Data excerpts
....

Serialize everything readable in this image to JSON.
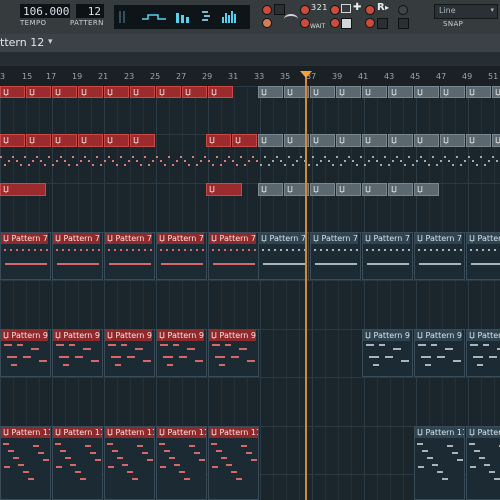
{
  "toolbar": {
    "tempo_value": "106.000",
    "tempo_label": "TEMPO",
    "pattern_value": "12",
    "pattern_label": "PATTERN",
    "snap_value": "Line",
    "snap_label": "SNAP",
    "wait_label": "WAIT",
    "countdown_label": "3 2 1",
    "record_label": "R"
  },
  "playlist": {
    "pattern_selector": "ttern 12",
    "ruler_numbers": [
      "3",
      "15",
      "17",
      "19",
      "21",
      "23",
      "25",
      "27",
      "29",
      "31",
      "33",
      "35",
      "37",
      "39",
      "41",
      "43",
      "45",
      "47",
      "49",
      "51"
    ],
    "clip_label_prefix": "Pattern",
    "lanes": [
      {
        "name": "lane-1",
        "clip_color": "red"
      },
      {
        "name": "lane-2",
        "clip_color": "red"
      },
      {
        "name": "lane-3",
        "clip_color": "red"
      },
      {
        "name": "lane-pattern-7",
        "clip_label": "Pattern 7"
      },
      {
        "name": "lane-pattern-9",
        "clip_label": "Pattern 9"
      },
      {
        "name": "lane-pattern-11",
        "clip_label": "Pattern 11"
      }
    ]
  },
  "colors": {
    "red_clip": "#9c2b2d",
    "grey_clip": "#5b6870",
    "playhead": "#d9853a",
    "background": "#1b252c"
  }
}
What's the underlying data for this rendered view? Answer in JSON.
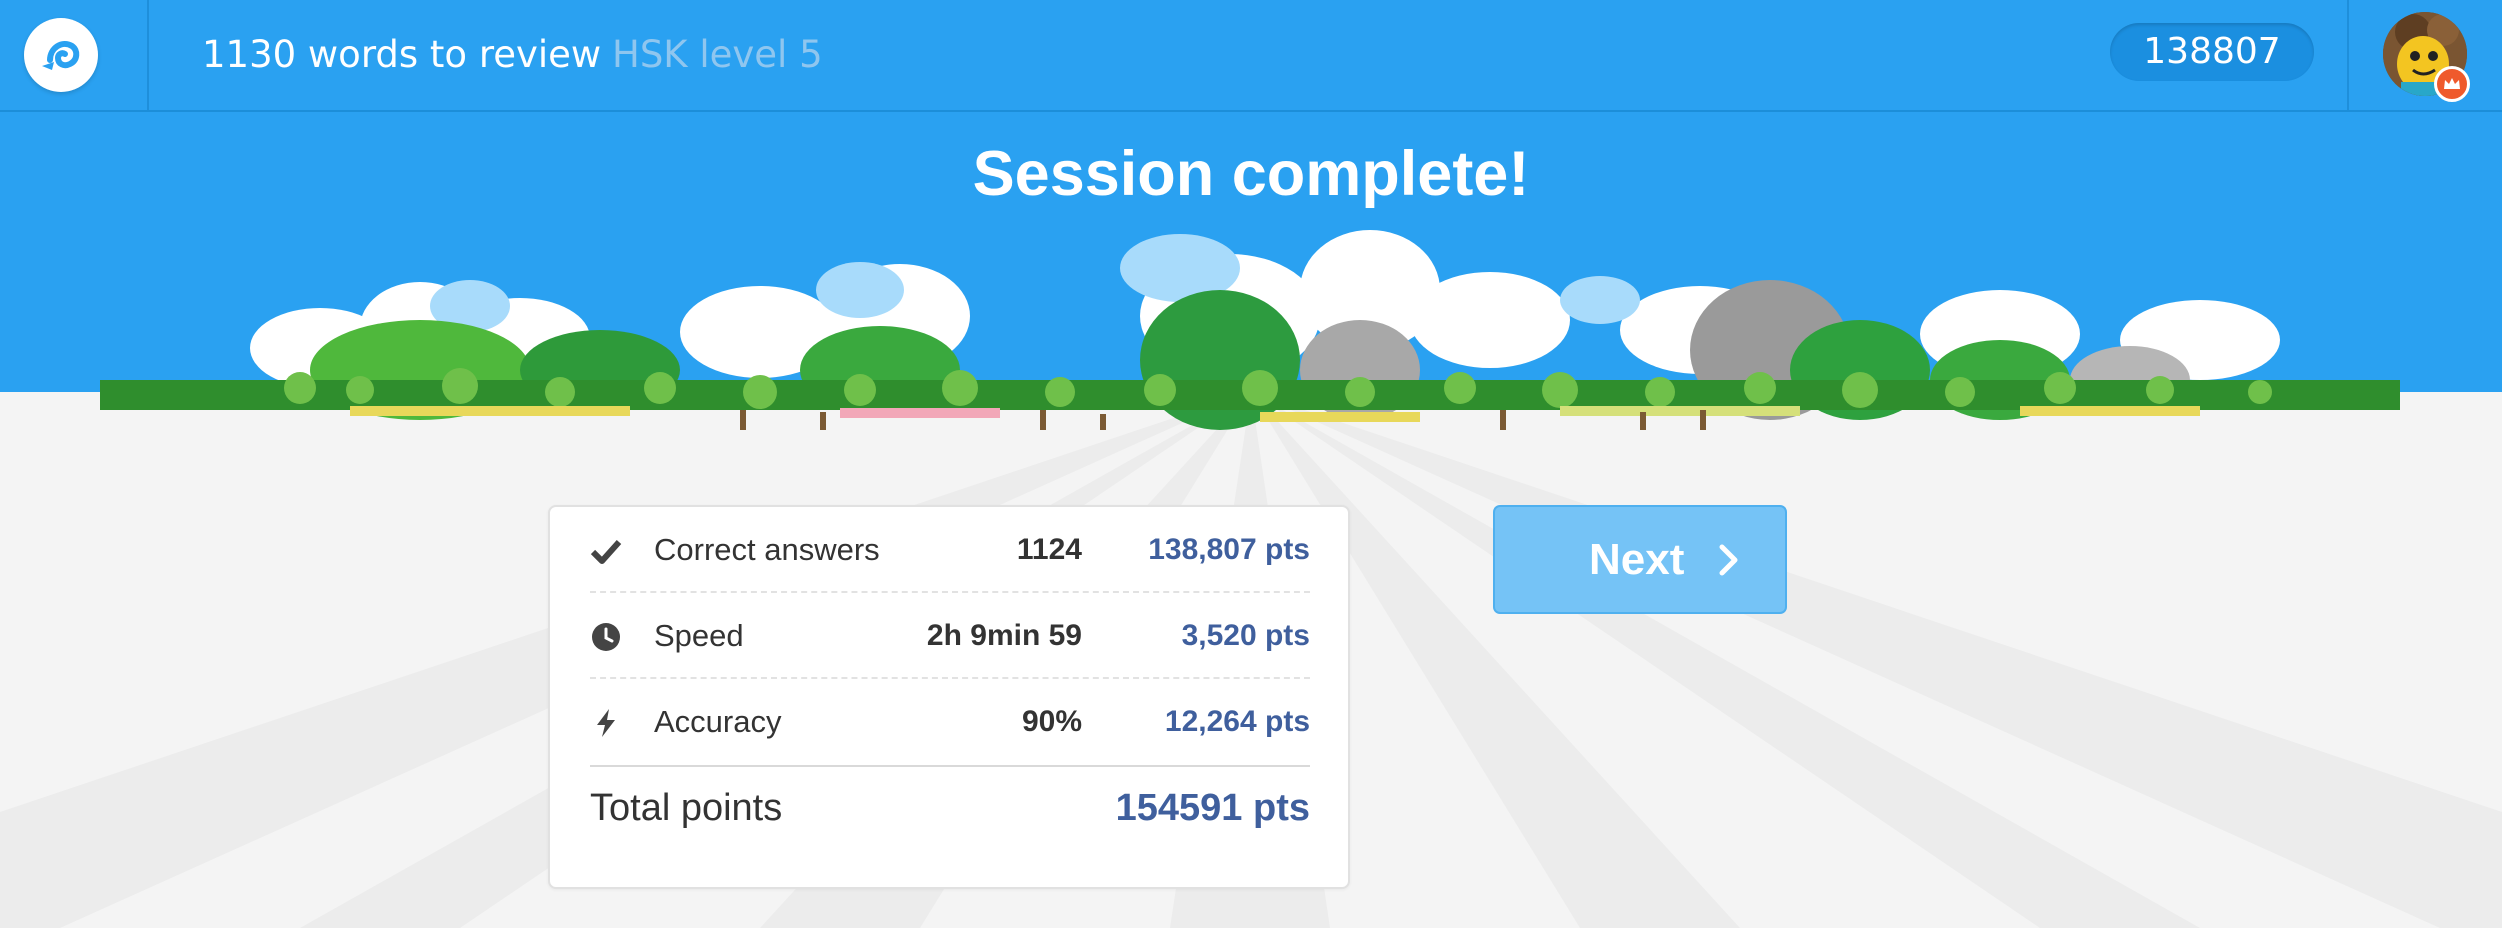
{
  "header": {
    "review_text": "1130 words to review",
    "level_text": "HSK level 5",
    "score": "138807"
  },
  "hero": {
    "title": "Session complete!"
  },
  "results": {
    "rows": [
      {
        "icon": "checkmark-icon",
        "label": "Correct answers",
        "value": "1124",
        "points": "138,807 pts"
      },
      {
        "icon": "clock-icon",
        "label": "Speed",
        "value": "2h 9min 59",
        "points": "3,520 pts"
      },
      {
        "icon": "lightning-icon",
        "label": "Accuracy",
        "value": "90%",
        "points": "12,264 pts"
      }
    ],
    "total_label": "Total points",
    "total_points": "154591 pts"
  },
  "actions": {
    "next_label": "Next"
  },
  "colors": {
    "header_blue": "#2aa1f1",
    "points_blue": "#3f5f9d",
    "next_button": "#75c3f6"
  }
}
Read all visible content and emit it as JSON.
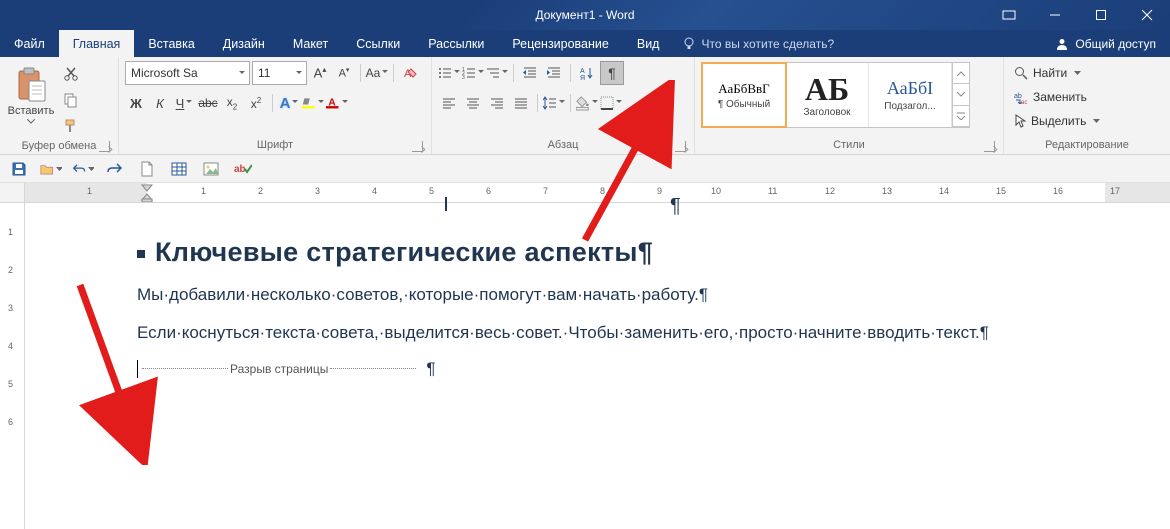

....

## SHORT EXERCISE
Each line of the data should be quoted exactly, with pictures left out.

## EXERCISE SOLUTION
Serialize everything readable in this image to JSON.
{
  "toolbar": {
    "tempo_value": "106.000",
    "tempo_label": "TEMPO",
    "pattern_value": "12",
    "pattern_label": "PATTERN",
    "snap_value": "Line",
    "snap_label": "SNAP",
    "wait_label": "WAIT",
    "countdown_label": "3 2 1",
    "record_label": "R"
  },
  "playlist": {
    "pattern_selector": "ttern 12",
    "ruler_numbers": [
      "3",
      "15",
      "17",
      "19",
      "21",
      "23",
      "25",
      "27",
      "29",
      "31",
      "33",
      "35",
      "37",
      "39",
      "41",
      "43",
      "45",
      "47",
      "49",
      "51"
    ],
    "clip_label_prefix": "Pattern",
    "lanes": [
      {
        "name": "lane-1",
        "clip_color": "red"
      },
      {
        "name": "lane-2",
        "clip_color": "red"
      },
      {
        "name": "lane-3",
        "clip_color": "red"
      },
      {
        "name": "lane-pattern-7",
        "clip_label": "Pattern 7"
      },
      {
        "name": "lane-pattern-9",
        "clip_label": "Pattern 9"
      },
      {
        "name": "lane-pattern-11",
        "clip_label": "Pattern 11"
      }
    ]
  },
  "colors": {
    "red_clip": "#9c2b2d",
    "grey_clip": "#5b6870",
    "playhead": "#d9853a",
    "background": "#1b252c"
  }
}
What's the underlying data for this rendered view? Answer in JSON.
{
  "header": {
    "review_text": "1130 words to review",
    "level_text": "HSK level 5",
    "score": "138807"
  },
  "hero": {
    "title": "Session complete!"
  },
  "results": {
    "rows": [
      {
        "icon": "checkmark-icon",
        "label": "Correct answers",
        "value": "1124",
        "points": "138,807 pts"
      },
      {
        "icon": "clock-icon",
        "label": "Speed",
        "value": "2h 9min 59",
        "points": "3,520 pts"
      },
      {
        "icon": "lightning-icon",
        "label": "Accuracy",
        "value": "90%",
        "points": "12,264 pts"
      }
    ],
    "total_label": "Total points",
    "total_points": "154591 pts"
  },
  "actions": {
    "next_label": "Next"
  },
  "colors": {
    "header_blue": "#2aa1f1",
    "points_blue": "#3f5f9d",
    "next_button": "#75c3f6"
  }
}
Read all visible content and emit it as JSON.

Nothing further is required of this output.